===== GIVEN RECORDS

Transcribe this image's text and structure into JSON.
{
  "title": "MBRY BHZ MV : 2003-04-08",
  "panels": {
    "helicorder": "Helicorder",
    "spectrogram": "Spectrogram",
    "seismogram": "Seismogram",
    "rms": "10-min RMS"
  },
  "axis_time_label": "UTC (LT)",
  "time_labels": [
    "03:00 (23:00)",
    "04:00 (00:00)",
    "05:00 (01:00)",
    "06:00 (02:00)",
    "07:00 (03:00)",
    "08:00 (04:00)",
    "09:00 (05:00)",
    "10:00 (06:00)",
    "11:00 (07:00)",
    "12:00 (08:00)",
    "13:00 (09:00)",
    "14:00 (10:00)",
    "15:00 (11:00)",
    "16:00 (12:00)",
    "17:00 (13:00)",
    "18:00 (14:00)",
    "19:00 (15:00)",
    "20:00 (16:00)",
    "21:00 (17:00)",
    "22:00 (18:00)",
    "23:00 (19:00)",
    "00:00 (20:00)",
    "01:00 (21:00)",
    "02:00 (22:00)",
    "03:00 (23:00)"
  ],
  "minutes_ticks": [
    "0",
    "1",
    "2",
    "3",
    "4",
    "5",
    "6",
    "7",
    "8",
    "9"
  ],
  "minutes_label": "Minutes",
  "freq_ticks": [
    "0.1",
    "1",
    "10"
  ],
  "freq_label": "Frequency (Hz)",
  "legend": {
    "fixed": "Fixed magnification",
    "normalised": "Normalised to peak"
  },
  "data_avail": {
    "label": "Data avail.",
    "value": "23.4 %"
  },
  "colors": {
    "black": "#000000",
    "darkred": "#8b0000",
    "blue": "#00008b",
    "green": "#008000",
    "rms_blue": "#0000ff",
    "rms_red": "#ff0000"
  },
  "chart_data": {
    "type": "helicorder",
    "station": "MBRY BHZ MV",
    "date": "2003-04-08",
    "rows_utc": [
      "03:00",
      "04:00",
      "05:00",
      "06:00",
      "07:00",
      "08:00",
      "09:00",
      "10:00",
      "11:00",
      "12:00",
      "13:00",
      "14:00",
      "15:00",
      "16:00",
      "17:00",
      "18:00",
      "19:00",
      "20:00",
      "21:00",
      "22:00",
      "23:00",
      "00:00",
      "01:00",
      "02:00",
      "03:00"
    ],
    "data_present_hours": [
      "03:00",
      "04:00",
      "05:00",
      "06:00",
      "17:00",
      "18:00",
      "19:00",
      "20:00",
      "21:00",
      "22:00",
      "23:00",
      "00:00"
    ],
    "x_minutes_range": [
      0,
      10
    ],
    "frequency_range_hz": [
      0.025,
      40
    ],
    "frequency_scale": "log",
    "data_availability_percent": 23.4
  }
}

==========

## TASK
Recopy all the lines exactly as they appear.

## SOLUTION TO THIS PROBLEM
Transcribe this image's text and structure into JSON.
{
  "title": "MBRY BHZ MV : 2003-04-08",
  "panels": {
    "helicorder": "Helicorder",
    "spectrogram": "Spectrogram",
    "seismogram": "Seismogram",
    "rms": "10-min RMS"
  },
  "axis_time_label": "UTC (LT)",
  "time_labels": [
    "03:00 (23:00)",
    "04:00 (00:00)",
    "05:00 (01:00)",
    "06:00 (02:00)",
    "07:00 (03:00)",
    "08:00 (04:00)",
    "09:00 (05:00)",
    "10:00 (06:00)",
    "11:00 (07:00)",
    "12:00 (08:00)",
    "13:00 (09:00)",
    "14:00 (10:00)",
    "15:00 (11:00)",
    "16:00 (12:00)",
    "17:00 (13:00)",
    "18:00 (14:00)",
    "19:00 (15:00)",
    "20:00 (16:00)",
    "21:00 (17:00)",
    "22:00 (18:00)",
    "23:00 (19:00)",
    "00:00 (20:00)",
    "01:00 (21:00)",
    "02:00 (22:00)",
    "03:00 (23:00)"
  ],
  "minutes_ticks": [
    "0",
    "1",
    "2",
    "3",
    "4",
    "5",
    "6",
    "7",
    "8",
    "9"
  ],
  "minutes_label": "Minutes",
  "freq_ticks": [
    "0.1",
    "1",
    "10"
  ],
  "freq_label": "Frequency (Hz)",
  "legend": {
    "fixed": "Fixed magnification",
    "normalised": "Normalised to peak"
  },
  "data_avail": {
    "label": "Data avail.",
    "value": "23.4 %"
  },
  "colors": {
    "black": "#000000",
    "darkred": "#8b0000",
    "blue": "#00008b",
    "green": "#008000",
    "rms_blue": "#0000ff",
    "rms_red": "#ff0000"
  },
  "chart_data": {
    "type": "helicorder",
    "station": "MBRY BHZ MV",
    "date": "2003-04-08",
    "rows_utc": [
      "03:00",
      "04:00",
      "05:00",
      "06:00",
      "07:00",
      "08:00",
      "09:00",
      "10:00",
      "11:00",
      "12:00",
      "13:00",
      "14:00",
      "15:00",
      "16:00",
      "17:00",
      "18:00",
      "19:00",
      "20:00",
      "21:00",
      "22:00",
      "23:00",
      "00:00",
      "01:00",
      "02:00",
      "03:00"
    ],
    "data_present_hours": [
      "03:00",
      "04:00",
      "05:00",
      "06:00",
      "17:00",
      "18:00",
      "19:00",
      "20:00",
      "21:00",
      "22:00",
      "23:00",
      "00:00"
    ],
    "x_minutes_range": [
      0,
      10
    ],
    "frequency_range_hz": [
      0.025,
      40
    ],
    "frequency_scale": "log",
    "data_availability_percent": 23.4
  }
}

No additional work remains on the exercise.